## Task description
Filter the entries and keep only the lines where the string "right" appears.

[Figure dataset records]
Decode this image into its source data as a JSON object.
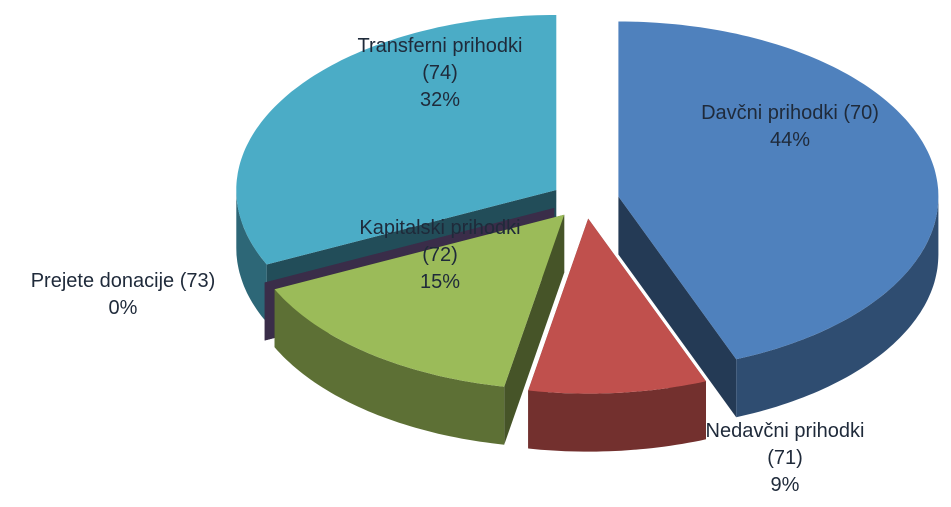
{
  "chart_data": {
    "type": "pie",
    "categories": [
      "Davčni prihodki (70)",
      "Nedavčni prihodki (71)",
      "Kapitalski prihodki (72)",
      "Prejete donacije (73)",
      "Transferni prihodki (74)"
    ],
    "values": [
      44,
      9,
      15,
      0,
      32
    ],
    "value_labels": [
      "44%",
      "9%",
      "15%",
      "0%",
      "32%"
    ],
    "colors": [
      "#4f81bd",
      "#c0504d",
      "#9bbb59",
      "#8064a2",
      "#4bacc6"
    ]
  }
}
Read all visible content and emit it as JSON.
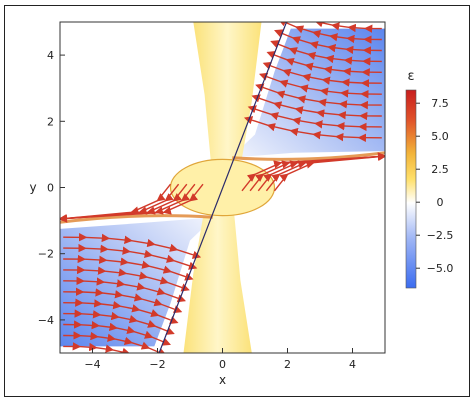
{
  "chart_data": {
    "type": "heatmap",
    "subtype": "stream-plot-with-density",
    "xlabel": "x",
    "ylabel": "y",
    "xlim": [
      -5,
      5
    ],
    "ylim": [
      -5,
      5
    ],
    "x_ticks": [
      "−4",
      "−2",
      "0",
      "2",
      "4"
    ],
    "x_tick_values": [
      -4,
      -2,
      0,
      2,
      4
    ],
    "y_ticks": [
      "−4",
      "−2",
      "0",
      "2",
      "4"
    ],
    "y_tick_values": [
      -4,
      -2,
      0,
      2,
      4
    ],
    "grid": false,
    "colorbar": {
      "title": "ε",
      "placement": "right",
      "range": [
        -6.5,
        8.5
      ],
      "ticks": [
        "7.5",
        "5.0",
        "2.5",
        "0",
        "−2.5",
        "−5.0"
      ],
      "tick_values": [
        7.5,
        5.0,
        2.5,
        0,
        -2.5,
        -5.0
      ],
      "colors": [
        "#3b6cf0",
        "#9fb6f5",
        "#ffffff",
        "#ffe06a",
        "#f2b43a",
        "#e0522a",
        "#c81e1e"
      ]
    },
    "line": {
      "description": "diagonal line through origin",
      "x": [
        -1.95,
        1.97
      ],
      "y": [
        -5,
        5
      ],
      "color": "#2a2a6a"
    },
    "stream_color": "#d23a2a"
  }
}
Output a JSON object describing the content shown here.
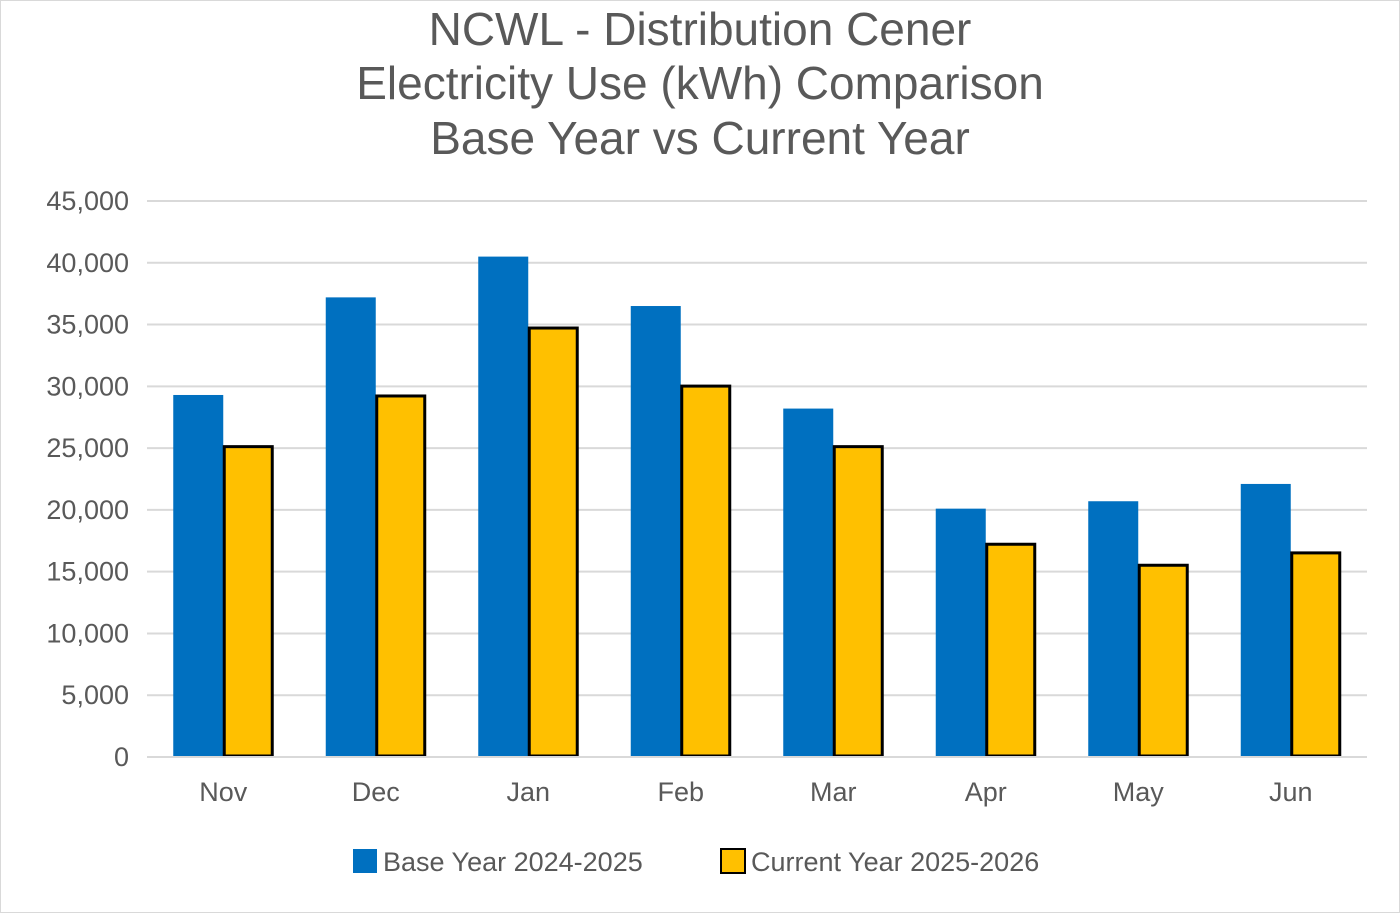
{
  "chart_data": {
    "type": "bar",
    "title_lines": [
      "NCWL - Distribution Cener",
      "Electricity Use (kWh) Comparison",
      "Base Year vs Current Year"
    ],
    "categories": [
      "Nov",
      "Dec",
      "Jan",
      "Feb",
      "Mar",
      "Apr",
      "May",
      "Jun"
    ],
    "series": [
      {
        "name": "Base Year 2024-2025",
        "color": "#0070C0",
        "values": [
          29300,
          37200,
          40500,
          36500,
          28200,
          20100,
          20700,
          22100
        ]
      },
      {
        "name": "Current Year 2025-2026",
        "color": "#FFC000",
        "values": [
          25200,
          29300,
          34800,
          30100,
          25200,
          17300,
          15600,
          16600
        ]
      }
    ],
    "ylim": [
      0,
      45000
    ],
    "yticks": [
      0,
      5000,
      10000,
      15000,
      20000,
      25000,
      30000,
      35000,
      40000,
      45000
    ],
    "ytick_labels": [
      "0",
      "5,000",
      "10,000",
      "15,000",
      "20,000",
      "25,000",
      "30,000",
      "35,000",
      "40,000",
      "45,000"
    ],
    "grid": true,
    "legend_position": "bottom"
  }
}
==
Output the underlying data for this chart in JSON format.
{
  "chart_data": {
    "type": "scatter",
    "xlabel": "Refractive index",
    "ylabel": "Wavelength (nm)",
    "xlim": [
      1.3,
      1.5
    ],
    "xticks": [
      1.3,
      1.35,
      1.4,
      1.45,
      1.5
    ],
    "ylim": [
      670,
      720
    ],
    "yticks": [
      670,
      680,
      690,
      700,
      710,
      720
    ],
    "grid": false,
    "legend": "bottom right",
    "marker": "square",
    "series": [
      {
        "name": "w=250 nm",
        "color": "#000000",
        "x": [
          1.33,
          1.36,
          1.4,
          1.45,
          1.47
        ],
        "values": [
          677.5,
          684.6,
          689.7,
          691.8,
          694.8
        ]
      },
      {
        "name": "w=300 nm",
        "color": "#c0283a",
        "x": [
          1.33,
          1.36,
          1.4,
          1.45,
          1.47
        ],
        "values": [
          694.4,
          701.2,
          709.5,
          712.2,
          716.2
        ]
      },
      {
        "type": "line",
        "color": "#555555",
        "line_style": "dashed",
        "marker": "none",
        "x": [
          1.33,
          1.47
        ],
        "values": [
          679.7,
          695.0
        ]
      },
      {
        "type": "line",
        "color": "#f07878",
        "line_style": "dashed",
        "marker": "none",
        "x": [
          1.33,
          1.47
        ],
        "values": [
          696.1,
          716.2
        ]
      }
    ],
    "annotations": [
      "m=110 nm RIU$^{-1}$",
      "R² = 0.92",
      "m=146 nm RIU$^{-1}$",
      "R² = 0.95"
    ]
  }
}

## Reply to the exercise
      "placement": "right",
    "legend": "bottom right",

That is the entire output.